▶ **Problem description**
Keep the pictures out and restate every record exactly.

----- Records for the exercise -----

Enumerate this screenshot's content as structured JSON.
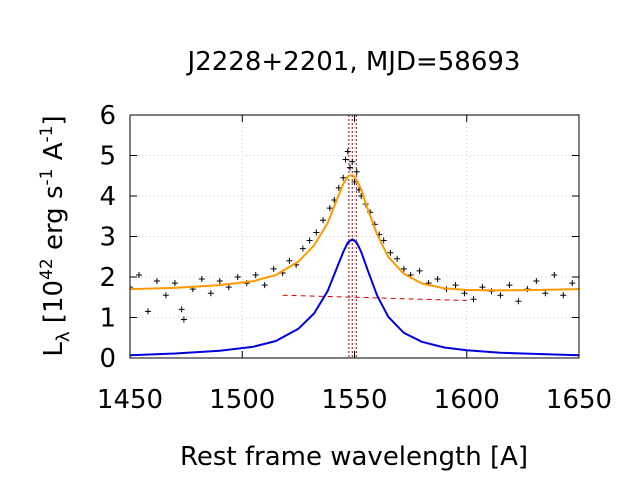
{
  "chart_data": {
    "type": "line",
    "title": "J2228+2201, MJD=58693",
    "xlabel": "Rest frame wavelength [A]",
    "ylabel": {
      "main": "L",
      "sub": "λ",
      "pre": " [10",
      "sup1": "42",
      "mid": " erg s",
      "sup2": "-1",
      "mid2": " A",
      "sup3": "-1",
      "post": "]"
    },
    "xlim": [
      1450,
      1650
    ],
    "ylim": [
      0,
      6
    ],
    "xticks": [
      1450,
      1500,
      1550,
      1600,
      1650
    ],
    "yticks": [
      0,
      1,
      2,
      3,
      4,
      5,
      6
    ],
    "grid": true,
    "colors": {
      "data": "#000000",
      "total_fit": "#ff9900",
      "line_component": "#0000dd",
      "continuum": "#dd0000",
      "marker": "#aa0000"
    },
    "vertical_markers": [
      1547.5,
      1549.0,
      1550.8
    ],
    "continuum": {
      "x": [
        1518,
        1600
      ],
      "y": [
        1.55,
        1.42
      ]
    },
    "line_component": {
      "x": [
        1450,
        1470,
        1490,
        1505,
        1515,
        1525,
        1532,
        1538,
        1542,
        1545,
        1547,
        1549,
        1551,
        1553,
        1556,
        1560,
        1565,
        1572,
        1580,
        1590,
        1600,
        1615,
        1630,
        1650
      ],
      "y": [
        0.07,
        0.11,
        0.18,
        0.28,
        0.42,
        0.72,
        1.1,
        1.65,
        2.2,
        2.62,
        2.85,
        2.93,
        2.85,
        2.62,
        2.15,
        1.55,
        1.02,
        0.62,
        0.4,
        0.26,
        0.19,
        0.13,
        0.1,
        0.07
      ]
    },
    "total_fit": {
      "x": [
        1450,
        1470,
        1490,
        1505,
        1515,
        1525,
        1532,
        1538,
        1542,
        1545,
        1547,
        1549,
        1551,
        1553,
        1556,
        1560,
        1565,
        1572,
        1580,
        1590,
        1600,
        1615,
        1630,
        1650
      ],
      "y": [
        1.7,
        1.73,
        1.8,
        1.9,
        2.05,
        2.38,
        2.78,
        3.33,
        3.88,
        4.3,
        4.48,
        4.52,
        4.4,
        4.16,
        3.66,
        3.06,
        2.5,
        2.08,
        1.84,
        1.72,
        1.68,
        1.67,
        1.68,
        1.7
      ]
    },
    "data_points": {
      "x": [
        1450,
        1454,
        1458,
        1462,
        1466,
        1470,
        1473,
        1474,
        1478,
        1482,
        1486,
        1490,
        1494,
        1498,
        1502,
        1506,
        1510,
        1514,
        1518,
        1521,
        1524,
        1527,
        1530,
        1533,
        1536,
        1539,
        1541,
        1543,
        1545,
        1546,
        1547,
        1548,
        1549,
        1550,
        1551,
        1552,
        1553,
        1555,
        1557,
        1559,
        1561,
        1563,
        1566,
        1569,
        1572,
        1575,
        1579,
        1583,
        1587,
        1591,
        1595,
        1599,
        1603,
        1607,
        1611,
        1615,
        1619,
        1623,
        1627,
        1631,
        1635,
        1639,
        1643,
        1647,
        1650
      ],
      "y": [
        1.75,
        2.05,
        1.15,
        1.9,
        1.55,
        1.85,
        1.2,
        0.95,
        1.7,
        1.95,
        1.6,
        1.9,
        1.75,
        2.0,
        1.85,
        2.05,
        1.8,
        2.2,
        2.1,
        2.4,
        2.3,
        2.7,
        2.9,
        3.1,
        3.4,
        3.7,
        3.9,
        4.2,
        4.45,
        4.9,
        5.1,
        4.7,
        4.85,
        4.35,
        4.6,
        4.15,
        4.0,
        3.8,
        3.6,
        3.3,
        3.05,
        2.9,
        2.6,
        2.45,
        2.2,
        2.05,
        2.15,
        1.85,
        1.95,
        1.7,
        1.8,
        1.6,
        1.45,
        1.75,
        1.65,
        1.55,
        1.8,
        1.4,
        1.7,
        1.9,
        1.6,
        2.05,
        1.55,
        1.85,
        1.7
      ]
    }
  }
}
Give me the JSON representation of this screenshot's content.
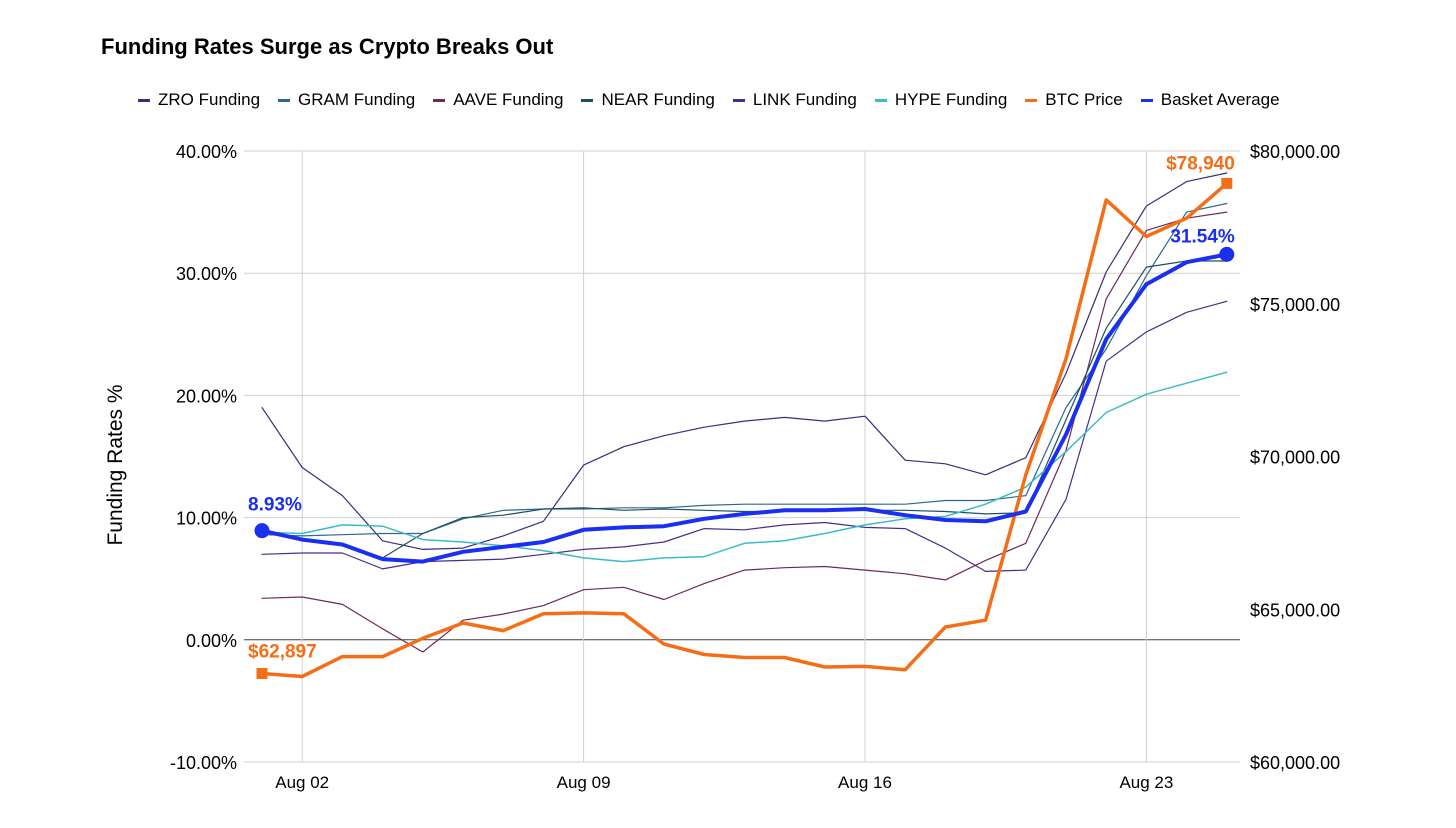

-----

▶ **Solution to the exercise**
Enumerate this screenshot's content as structured JSON.
{
  "chart_data": {
    "type": "line",
    "title": "J2228+2201, MJD=58693",
    "xlabel": "Rest frame wavelength [A]",
    "ylabel": {
      "main": "L",
      "sub": "λ",
      "pre": " [10",
      "sup1": "42",
      "mid": " erg s",
      "sup2": "-1",
      "mid2": " A",
      "sup3": "-1",
      "post": "]"
    },
    "xlim": [
      1450,
      1650
    ],
    "ylim": [
      0,
      6
    ],
    "xticks": [
      1450,
      1500,
      1550,
      1600,
      1650
    ],
    "yticks": [
      0,
      1,
      2,
      3,
      4,
      5,
      6
    ],
    "grid": true,
    "colors": {
      "data": "#000000",
      "total_fit": "#ff9900",
      "line_component": "#0000dd",
      "continuum": "#dd0000",
      "marker": "#aa0000"
    },
    "vertical_markers": [
      1547.5,
      1549.0,
      1550.8
    ],
    "continuum": {
      "x": [
        1518,
        1600
      ],
      "y": [
        1.55,
        1.42
      ]
    },
    "line_component": {
      "x": [
        1450,
        1470,
        1490,
        1505,
        1515,
        1525,
        1532,
        1538,
        1542,
        1545,
        1547,
        1549,
        1551,
        1553,
        1556,
        1560,
        1565,
        1572,
        1580,
        1590,
        1600,
        1615,
        1630,
        1650
      ],
      "y": [
        0.07,
        0.11,
        0.18,
        0.28,
        0.42,
        0.72,
        1.1,
        1.65,
        2.2,
        2.62,
        2.85,
        2.93,
        2.85,
        2.62,
        2.15,
        1.55,
        1.02,
        0.62,
        0.4,
        0.26,
        0.19,
        0.13,
        0.1,
        0.07
      ]
    },
    "total_fit": {
      "x": [
        1450,
        1470,
        1490,
        1505,
        1515,
        1525,
        1532,
        1538,
        1542,
        1545,
        1547,
        1549,
        1551,
        1553,
        1556,
        1560,
        1565,
        1572,
        1580,
        1590,
        1600,
        1615,
        1630,
        1650
      ],
      "y": [
        1.7,
        1.73,
        1.8,
        1.9,
        2.05,
        2.38,
        2.78,
        3.33,
        3.88,
        4.3,
        4.48,
        4.52,
        4.4,
        4.16,
        3.66,
        3.06,
        2.5,
        2.08,
        1.84,
        1.72,
        1.68,
        1.67,
        1.68,
        1.7
      ]
    },
    "data_points": {
      "x": [
        1450,
        1454,
        1458,
        1462,
        1466,
        1470,
        1473,
        1474,
        1478,
        1482,
        1486,
        1490,
        1494,
        1498,
        1502,
        1506,
        1510,
        1514,
        1518,
        1521,
        1524,
        1527,
        1530,
        1533,
        1536,
        1539,
        1541,
        1543,
        1545,
        1546,
        1547,
        1548,
        1549,
        1550,
        1551,
        1552,
        1553,
        1555,
        1557,
        1559,
        1561,
        1563,
        1566,
        1569,
        1572,
        1575,
        1579,
        1583,
        1587,
        1591,
        1595,
        1599,
        1603,
        1607,
        1611,
        1615,
        1619,
        1623,
        1627,
        1631,
        1635,
        1639,
        1643,
        1647,
        1650
      ],
      "y": [
        1.75,
        2.05,
        1.15,
        1.9,
        1.55,
        1.85,
        1.2,
        0.95,
        1.7,
        1.95,
        1.6,
        1.9,
        1.75,
        2.0,
        1.85,
        2.05,
        1.8,
        2.2,
        2.1,
        2.4,
        2.3,
        2.7,
        2.9,
        3.1,
        3.4,
        3.7,
        3.9,
        4.2,
        4.45,
        4.9,
        5.1,
        4.7,
        4.85,
        4.35,
        4.6,
        4.15,
        4.0,
        3.8,
        3.6,
        3.3,
        3.05,
        2.9,
        2.6,
        2.45,
        2.2,
        2.05,
        2.15,
        1.85,
        1.95,
        1.7,
        1.8,
        1.6,
        1.45,
        1.75,
        1.65,
        1.55,
        1.8,
        1.4,
        1.7,
        1.9,
        1.6,
        2.05,
        1.55,
        1.85,
        1.7
      ]
    }
  }
}
Give me the JSON representation of this screenshot's content.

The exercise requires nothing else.